## [SET OF TASKS]
1 > Decide whether each statement agrees with the NBA excerpt below. For each, answer yes or no and quote the deciding words. (a) Shawn Kemp was traded to the Cleveland Cavaliers. (b) Chris Webber was the second pick in the 1993 NBA Draft. (c) The Warriors traded Webber for Tom Gugliotta and two future first-round draft picks.
2 > Extend the NBA excerpt below past its final sentence.

## [GIVEN TEXT]
================================
Trying to keep his superstar happy, Lakers owner Jerry Buss would fire Westhead and replace him with some guy with slicked-back hair named Pat Riley.
Johnson loved having his new coach around and played the rest of his career in Los Angeles, happy to be a Laker.
6. Shawn Kemp
Wanting salary increase, Kemp had a bone to pick with the Seattle SuperSonics front office. And the team's $35 million signing of reserve center Jim McIlvaine didn't help the matter much.
Kemp became furious and told the Sonics that he would sit out the next season if he didn't get his dough.
The disgruntled All-Star forward was eventually shipped to the Cleveland Cavaliers in a three-team deal that involved Terrell Brandon and Vin Baker.
5. Chris Webber
Webber put together a nice rookie campaign with the Golden State Warriors. The top pick in the 1993 NBA Draft averaged 17 points and nine rebounds per game, winning Rookie of the Year and helping the Warriors reach the playoffs.
Golden State thought that they had found a superstar who would be with the team for many years to come. But, after just one season in the Bay Area, an unhappy Webber wanted to play elsewhere due to clashing with head coach Don Nelson.
The Warriors ended up trading Webber to the Washington Bullets (now Wizards) for forward Tom Gugliotta and three future first-round draft picks.
================================
## [DATA LISTING]
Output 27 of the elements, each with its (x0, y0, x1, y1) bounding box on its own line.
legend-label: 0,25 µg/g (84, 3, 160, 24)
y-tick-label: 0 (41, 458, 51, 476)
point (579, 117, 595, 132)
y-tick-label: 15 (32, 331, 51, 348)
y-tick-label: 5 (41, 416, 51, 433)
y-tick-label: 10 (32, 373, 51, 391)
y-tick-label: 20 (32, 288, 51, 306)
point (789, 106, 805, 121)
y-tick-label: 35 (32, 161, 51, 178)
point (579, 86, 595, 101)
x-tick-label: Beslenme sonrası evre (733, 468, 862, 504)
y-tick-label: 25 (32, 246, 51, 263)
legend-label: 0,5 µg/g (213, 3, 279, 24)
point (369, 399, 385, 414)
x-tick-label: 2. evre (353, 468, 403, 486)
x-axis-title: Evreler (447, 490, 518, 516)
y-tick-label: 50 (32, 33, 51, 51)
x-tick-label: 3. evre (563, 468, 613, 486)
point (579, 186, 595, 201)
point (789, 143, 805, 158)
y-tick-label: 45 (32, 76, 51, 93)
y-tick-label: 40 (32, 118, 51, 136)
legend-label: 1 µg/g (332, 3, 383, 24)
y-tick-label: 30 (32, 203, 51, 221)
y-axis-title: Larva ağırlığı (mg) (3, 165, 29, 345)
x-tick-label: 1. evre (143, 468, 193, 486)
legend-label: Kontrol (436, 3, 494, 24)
================================
## [ANSWERS TO THE EXERCISES]
1 >
(a) Yes: "was eventually shipped to the Cleveland Cavaliers in a three-team deal"
(b) No: "The top pick in the 1993 NBA Draft"
(c) No: "for forward Tom Gugliotta and three future first-round draft picks"

2 >
With Webber out of the picture, the Warriors failed to make a postseason appearance for another 13 years.
4. Charles Barkley
Barkley was frustrated with his Philadelphia 76ers, a team that wasn't going anywhere.
After demanding a trade out of Philly, the Dream Team power forward was dealt to the Phoenix Suns in the summer of 1992 for Jeff Hornacek, Andrew Lang and Tim Perry.
Barkley was instantly a hit in Phoenix, leading the Suns to the league's best record in 1992-93 and a trip to the NBA Finals. Also, that season, he won the only regular-season MVP award of his Hall of Fame career.
3. Wilt Chamberlain/Kareem Abdul-Jabbar
Wilt and Kareem appear on the same slide because they have a few things in common. They both are undoubtedly two of the top three greatest centers in NBA history and are both Laker legends.
In addition, both players demanded trades so that they could live in glamorous Hollywood.
The Philadelphia 76ers dealt Chamberlain to the Lakers in 1968 as he formed a memorable trio with fellow Hall of Famers Jerry West and Elgin Baylor.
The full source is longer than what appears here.